- **WRITTEN REQUEST**: Among the entries below, find the lines with "JSON" and copy them.

(Records excerpted from a collection)
— Begin —

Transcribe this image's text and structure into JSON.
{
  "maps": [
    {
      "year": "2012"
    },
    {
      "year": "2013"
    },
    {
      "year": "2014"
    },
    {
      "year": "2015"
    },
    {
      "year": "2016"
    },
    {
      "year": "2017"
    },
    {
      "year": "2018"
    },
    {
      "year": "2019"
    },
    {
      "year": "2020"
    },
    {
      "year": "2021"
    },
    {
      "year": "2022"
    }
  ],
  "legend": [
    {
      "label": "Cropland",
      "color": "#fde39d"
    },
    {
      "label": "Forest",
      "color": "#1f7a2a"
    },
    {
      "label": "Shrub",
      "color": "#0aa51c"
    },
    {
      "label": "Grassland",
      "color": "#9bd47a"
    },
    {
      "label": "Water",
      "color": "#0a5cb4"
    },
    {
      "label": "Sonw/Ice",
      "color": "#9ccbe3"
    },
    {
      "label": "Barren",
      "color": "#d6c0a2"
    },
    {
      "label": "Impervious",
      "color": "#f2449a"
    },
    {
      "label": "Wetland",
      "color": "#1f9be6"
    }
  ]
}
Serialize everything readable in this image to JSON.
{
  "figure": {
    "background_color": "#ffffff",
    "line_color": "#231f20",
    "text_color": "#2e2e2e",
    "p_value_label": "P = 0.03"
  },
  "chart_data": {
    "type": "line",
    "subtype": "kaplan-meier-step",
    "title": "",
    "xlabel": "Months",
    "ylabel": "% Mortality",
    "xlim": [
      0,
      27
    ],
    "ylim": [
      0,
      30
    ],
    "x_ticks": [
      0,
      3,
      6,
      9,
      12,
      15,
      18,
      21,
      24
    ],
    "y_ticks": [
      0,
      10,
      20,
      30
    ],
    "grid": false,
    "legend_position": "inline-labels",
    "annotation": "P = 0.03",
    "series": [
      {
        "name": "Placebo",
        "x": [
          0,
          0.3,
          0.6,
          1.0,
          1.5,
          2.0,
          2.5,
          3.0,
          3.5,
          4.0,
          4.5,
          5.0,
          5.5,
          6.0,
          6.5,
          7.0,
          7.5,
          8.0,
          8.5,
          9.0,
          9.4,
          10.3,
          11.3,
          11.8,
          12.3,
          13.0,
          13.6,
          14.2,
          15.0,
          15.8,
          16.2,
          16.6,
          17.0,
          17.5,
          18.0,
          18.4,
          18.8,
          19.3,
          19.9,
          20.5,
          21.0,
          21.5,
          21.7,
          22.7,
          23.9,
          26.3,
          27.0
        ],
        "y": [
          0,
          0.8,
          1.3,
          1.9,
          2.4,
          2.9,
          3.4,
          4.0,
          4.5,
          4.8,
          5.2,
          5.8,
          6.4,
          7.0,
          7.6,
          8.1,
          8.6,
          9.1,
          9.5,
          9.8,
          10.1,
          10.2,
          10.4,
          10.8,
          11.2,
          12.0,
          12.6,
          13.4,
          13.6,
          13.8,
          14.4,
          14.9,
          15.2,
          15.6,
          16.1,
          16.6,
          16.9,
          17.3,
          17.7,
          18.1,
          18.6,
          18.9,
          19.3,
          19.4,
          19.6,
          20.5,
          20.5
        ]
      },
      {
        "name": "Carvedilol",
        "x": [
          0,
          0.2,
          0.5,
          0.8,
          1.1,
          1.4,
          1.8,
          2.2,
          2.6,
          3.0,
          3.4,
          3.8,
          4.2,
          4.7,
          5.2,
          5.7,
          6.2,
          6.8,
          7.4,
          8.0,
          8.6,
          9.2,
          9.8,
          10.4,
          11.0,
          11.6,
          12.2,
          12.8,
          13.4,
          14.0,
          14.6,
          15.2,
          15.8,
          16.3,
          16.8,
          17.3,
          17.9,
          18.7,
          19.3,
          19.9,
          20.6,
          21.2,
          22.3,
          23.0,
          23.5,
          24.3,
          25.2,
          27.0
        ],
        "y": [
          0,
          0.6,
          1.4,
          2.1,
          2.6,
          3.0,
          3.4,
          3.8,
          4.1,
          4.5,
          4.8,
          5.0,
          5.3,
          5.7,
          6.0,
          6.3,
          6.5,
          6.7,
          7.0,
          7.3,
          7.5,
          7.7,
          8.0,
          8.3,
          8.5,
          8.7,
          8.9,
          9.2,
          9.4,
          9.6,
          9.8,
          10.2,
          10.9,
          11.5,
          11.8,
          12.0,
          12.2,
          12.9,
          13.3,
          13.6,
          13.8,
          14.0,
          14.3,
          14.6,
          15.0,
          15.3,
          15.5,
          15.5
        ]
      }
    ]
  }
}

— End —

- **RIGHT ANSWER**:
Transcribe this image's text and structure into JSON.
Serialize everything readable in this image to JSON.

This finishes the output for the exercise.